• The task
Take the data below and repeat it exactly.

• Records
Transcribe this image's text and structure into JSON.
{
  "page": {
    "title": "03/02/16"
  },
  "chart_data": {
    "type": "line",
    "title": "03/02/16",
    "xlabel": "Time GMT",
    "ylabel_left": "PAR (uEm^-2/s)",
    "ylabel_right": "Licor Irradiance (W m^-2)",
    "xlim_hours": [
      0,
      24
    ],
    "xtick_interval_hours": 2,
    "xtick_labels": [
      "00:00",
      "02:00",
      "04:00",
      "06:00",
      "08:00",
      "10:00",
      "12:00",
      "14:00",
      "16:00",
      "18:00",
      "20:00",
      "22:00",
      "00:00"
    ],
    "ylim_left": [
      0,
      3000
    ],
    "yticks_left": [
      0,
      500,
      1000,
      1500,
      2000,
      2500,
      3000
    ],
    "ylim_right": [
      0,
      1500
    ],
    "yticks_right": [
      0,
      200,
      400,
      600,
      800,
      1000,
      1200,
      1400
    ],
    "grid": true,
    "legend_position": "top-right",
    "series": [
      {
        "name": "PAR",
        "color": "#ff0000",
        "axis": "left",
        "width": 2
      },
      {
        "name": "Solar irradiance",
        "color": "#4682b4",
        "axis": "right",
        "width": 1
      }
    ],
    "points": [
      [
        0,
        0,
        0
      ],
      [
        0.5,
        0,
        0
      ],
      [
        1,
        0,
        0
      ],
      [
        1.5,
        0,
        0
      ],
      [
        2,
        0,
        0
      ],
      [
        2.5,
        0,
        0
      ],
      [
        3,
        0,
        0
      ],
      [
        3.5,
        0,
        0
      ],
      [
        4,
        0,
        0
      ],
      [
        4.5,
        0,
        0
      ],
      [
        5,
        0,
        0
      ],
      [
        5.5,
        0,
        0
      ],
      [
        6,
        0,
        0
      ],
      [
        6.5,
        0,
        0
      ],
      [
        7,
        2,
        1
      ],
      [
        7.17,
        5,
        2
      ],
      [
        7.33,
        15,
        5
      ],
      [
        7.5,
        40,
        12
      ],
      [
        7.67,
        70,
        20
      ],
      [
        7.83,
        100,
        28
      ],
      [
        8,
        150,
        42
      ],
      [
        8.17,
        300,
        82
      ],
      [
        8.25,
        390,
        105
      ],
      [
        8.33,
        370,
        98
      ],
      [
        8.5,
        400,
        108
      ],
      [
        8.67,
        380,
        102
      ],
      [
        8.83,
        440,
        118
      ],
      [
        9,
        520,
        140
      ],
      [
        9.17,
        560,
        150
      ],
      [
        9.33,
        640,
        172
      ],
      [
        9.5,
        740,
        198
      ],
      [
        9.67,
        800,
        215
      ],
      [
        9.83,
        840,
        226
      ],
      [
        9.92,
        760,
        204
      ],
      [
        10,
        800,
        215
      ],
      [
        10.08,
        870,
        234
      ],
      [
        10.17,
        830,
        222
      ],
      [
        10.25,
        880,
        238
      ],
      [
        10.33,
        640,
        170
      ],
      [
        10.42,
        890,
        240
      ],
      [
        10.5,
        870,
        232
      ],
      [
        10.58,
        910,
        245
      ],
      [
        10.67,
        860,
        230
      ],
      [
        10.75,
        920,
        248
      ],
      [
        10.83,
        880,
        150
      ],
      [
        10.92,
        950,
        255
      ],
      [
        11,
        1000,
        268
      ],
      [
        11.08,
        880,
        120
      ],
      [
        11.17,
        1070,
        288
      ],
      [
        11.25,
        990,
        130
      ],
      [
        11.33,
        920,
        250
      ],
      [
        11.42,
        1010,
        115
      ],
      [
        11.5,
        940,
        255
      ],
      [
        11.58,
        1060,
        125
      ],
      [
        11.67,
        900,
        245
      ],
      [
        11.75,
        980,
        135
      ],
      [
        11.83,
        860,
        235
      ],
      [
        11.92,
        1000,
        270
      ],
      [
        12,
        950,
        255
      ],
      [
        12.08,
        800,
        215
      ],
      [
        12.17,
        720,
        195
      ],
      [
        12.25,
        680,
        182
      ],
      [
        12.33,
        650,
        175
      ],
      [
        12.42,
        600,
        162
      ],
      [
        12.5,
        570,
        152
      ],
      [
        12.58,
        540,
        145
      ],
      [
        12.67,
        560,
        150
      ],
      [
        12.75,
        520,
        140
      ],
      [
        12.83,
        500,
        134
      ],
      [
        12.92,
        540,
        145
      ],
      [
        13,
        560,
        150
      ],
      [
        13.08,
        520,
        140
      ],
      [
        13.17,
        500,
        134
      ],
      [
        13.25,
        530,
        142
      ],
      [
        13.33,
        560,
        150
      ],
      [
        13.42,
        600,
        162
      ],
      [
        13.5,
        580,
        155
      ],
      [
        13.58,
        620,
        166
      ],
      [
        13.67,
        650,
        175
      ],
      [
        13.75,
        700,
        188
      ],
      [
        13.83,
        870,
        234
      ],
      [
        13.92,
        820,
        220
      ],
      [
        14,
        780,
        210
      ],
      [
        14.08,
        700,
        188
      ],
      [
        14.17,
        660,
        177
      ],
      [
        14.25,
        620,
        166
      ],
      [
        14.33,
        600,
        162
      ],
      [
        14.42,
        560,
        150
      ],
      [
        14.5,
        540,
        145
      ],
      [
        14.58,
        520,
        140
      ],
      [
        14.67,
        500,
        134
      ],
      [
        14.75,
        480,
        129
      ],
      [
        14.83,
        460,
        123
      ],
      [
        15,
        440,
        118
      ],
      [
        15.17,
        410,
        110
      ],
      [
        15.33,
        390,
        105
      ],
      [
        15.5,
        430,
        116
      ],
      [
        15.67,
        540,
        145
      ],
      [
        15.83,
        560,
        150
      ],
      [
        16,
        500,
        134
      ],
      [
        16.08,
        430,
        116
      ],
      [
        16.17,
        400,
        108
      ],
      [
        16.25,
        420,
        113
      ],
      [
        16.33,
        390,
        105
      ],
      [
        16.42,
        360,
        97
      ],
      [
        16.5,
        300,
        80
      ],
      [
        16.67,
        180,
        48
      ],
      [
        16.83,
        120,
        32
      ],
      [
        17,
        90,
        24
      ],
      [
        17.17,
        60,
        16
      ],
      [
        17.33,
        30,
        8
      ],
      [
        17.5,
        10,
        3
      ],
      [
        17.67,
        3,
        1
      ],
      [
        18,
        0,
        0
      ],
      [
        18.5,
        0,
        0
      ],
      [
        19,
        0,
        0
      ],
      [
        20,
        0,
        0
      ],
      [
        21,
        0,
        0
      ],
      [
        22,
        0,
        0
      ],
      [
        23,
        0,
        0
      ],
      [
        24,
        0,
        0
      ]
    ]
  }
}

• Written answer
Transcribe this image's text and structure into JSON.
{
  "page": {
    "title": "03/02/16"
  },
  "chart_data": {
    "type": "line",
    "title": "03/02/16",
    "xlabel": "Time GMT",
    "ylabel_left": "PAR (uEm^-2/s)",
    "ylabel_right": "Licor Irradiance (W m^-2)",
    "xlim_hours": [
      0,
      24
    ],
    "xtick_interval_hours": 2,
    "xtick_labels": [
      "00:00",
      "02:00",
      "04:00",
      "06:00",
      "08:00",
      "10:00",
      "12:00",
      "14:00",
      "16:00",
      "18:00",
      "20:00",
      "22:00",
      "00:00"
    ],
    "ylim_left": [
      0,
      3000
    ],
    "yticks_left": [
      0,
      500,
      1000,
      1500,
      2000,
      2500,
      3000
    ],
    "ylim_right": [
      0,
      1500
    ],
    "yticks_right": [
      0,
      200,
      400,
      600,
      800,
      1000,
      1200,
      1400
    ],
    "grid": true,
    "legend_position": "top-right",
    "series": [
      {
        "name": "PAR",
        "color": "#ff0000",
        "axis": "left",
        "width": 2
      },
      {
        "name": "Solar irradiance",
        "color": "#4682b4",
        "axis": "right",
        "width": 1
      }
    ],
    "points": [
      [
        0,
        0,
        0
      ],
      [
        0.5,
        0,
        0
      ],
      [
        1,
        0,
        0
      ],
      [
        1.5,
        0,
        0
      ],
      [
        2,
        0,
        0
      ],
      [
        2.5,
        0,
        0
      ],
      [
        3,
        0,
        0
      ],
      [
        3.5,
        0,
        0
      ],
      [
        4,
        0,
        0
      ],
      [
        4.5,
        0,
        0
      ],
      [
        5,
        0,
        0
      ],
      [
        5.5,
        0,
        0
      ],
      [
        6,
        0,
        0
      ],
      [
        6.5,
        0,
        0
      ],
      [
        7,
        2,
        1
      ],
      [
        7.17,
        5,
        2
      ],
      [
        7.33,
        15,
        5
      ],
      [
        7.5,
        40,
        12
      ],
      [
        7.67,
        70,
        20
      ],
      [
        7.83,
        100,
        28
      ],
      [
        8,
        150,
        42
      ],
      [
        8.17,
        300,
        82
      ],
      [
        8.25,
        390,
        105
      ],
      [
        8.33,
        370,
        98
      ],
      [
        8.5,
        400,
        108
      ],
      [
        8.67,
        380,
        102
      ],
      [
        8.83,
        440,
        118
      ],
      [
        9,
        520,
        140
      ],
      [
        9.17,
        560,
        150
      ],
      [
        9.33,
        640,
        172
      ],
      [
        9.5,
        740,
        198
      ],
      [
        9.67,
        800,
        215
      ],
      [
        9.83,
        840,
        226
      ],
      [
        9.92,
        760,
        204
      ],
      [
        10,
        800,
        215
      ],
      [
        10.08,
        870,
        234
      ],
      [
        10.17,
        830,
        222
      ],
      [
        10.25,
        880,
        238
      ],
      [
        10.33,
        640,
        170
      ],
      [
        10.42,
        890,
        240
      ],
      [
        10.5,
        870,
        232
      ],
      [
        10.58,
        910,
        245
      ],
      [
        10.67,
        860,
        230
      ],
      [
        10.75,
        920,
        248
      ],
      [
        10.83,
        880,
        150
      ],
      [
        10.92,
        950,
        255
      ],
      [
        11,
        1000,
        268
      ],
      [
        11.08,
        880,
        120
      ],
      [
        11.17,
        1070,
        288
      ],
      [
        11.25,
        990,
        130
      ],
      [
        11.33,
        920,
        250
      ],
      [
        11.42,
        1010,
        115
      ],
      [
        11.5,
        940,
        255
      ],
      [
        11.58,
        1060,
        125
      ],
      [
        11.67,
        900,
        245
      ],
      [
        11.75,
        980,
        135
      ],
      [
        11.83,
        860,
        235
      ],
      [
        11.92,
        1000,
        270
      ],
      [
        12,
        950,
        255
      ],
      [
        12.08,
        800,
        215
      ],
      [
        12.17,
        720,
        195
      ],
      [
        12.25,
        680,
        182
      ],
      [
        12.33,
        650,
        175
      ],
      [
        12.42,
        600,
        162
      ],
      [
        12.5,
        570,
        152
      ],
      [
        12.58,
        540,
        145
      ],
      [
        12.67,
        560,
        150
      ],
      [
        12.75,
        520,
        140
      ],
      [
        12.83,
        500,
        134
      ],
      [
        12.92,
        540,
        145
      ],
      [
        13,
        560,
        150
      ],
      [
        13.08,
        520,
        140
      ],
      [
        13.17,
        500,
        134
      ],
      [
        13.25,
        530,
        142
      ],
      [
        13.33,
        560,
        150
      ],
      [
        13.42,
        600,
        162
      ],
      [
        13.5,
        580,
        155
      ],
      [
        13.58,
        620,
        166
      ],
      [
        13.67,
        650,
        175
      ],
      [
        13.75,
        700,
        188
      ],
      [
        13.83,
        870,
        234
      ],
      [
        13.92,
        820,
        220
      ],
      [
        14,
        780,
        210
      ],
      [
        14.08,
        700,
        188
      ],
      [
        14.17,
        660,
        177
      ],
      [
        14.25,
        620,
        166
      ],
      [
        14.33,
        600,
        162
      ],
      [
        14.42,
        560,
        150
      ],
      [
        14.5,
        540,
        145
      ],
      [
        14.58,
        520,
        140
      ],
      [
        14.67,
        500,
        134
      ],
      [
        14.75,
        480,
        129
      ],
      [
        14.83,
        460,
        123
      ],
      [
        15,
        440,
        118
      ],
      [
        15.17,
        410,
        110
      ],
      [
        15.33,
        390,
        105
      ],
      [
        15.5,
        430,
        116
      ],
      [
        15.67,
        540,
        145
      ],
      [
        15.83,
        560,
        150
      ],
      [
        16,
        500,
        134
      ],
      [
        16.08,
        430,
        116
      ],
      [
        16.17,
        400,
        108
      ],
      [
        16.25,
        420,
        113
      ],
      [
        16.33,
        390,
        105
      ],
      [
        16.42,
        360,
        97
      ],
      [
        16.5,
        300,
        80
      ],
      [
        16.67,
        180,
        48
      ],
      [
        16.83,
        120,
        32
      ],
      [
        17,
        90,
        24
      ],
      [
        17.17,
        60,
        16
      ],
      [
        17.33,
        30,
        8
      ],
      [
        17.5,
        10,
        3
      ],
      [
        17.67,
        3,
        1
      ],
      [
        18,
        0,
        0
      ],
      [
        18.5,
        0,
        0
      ],
      [
        19,
        0,
        0
      ],
      [
        20,
        0,
        0
      ],
      [
        21,
        0,
        0
      ],
      [
        22,
        0,
        0
      ],
      [
        23,
        0,
        0
      ],
      [
        24,
        0,
        0
      ]
    ]
  }
}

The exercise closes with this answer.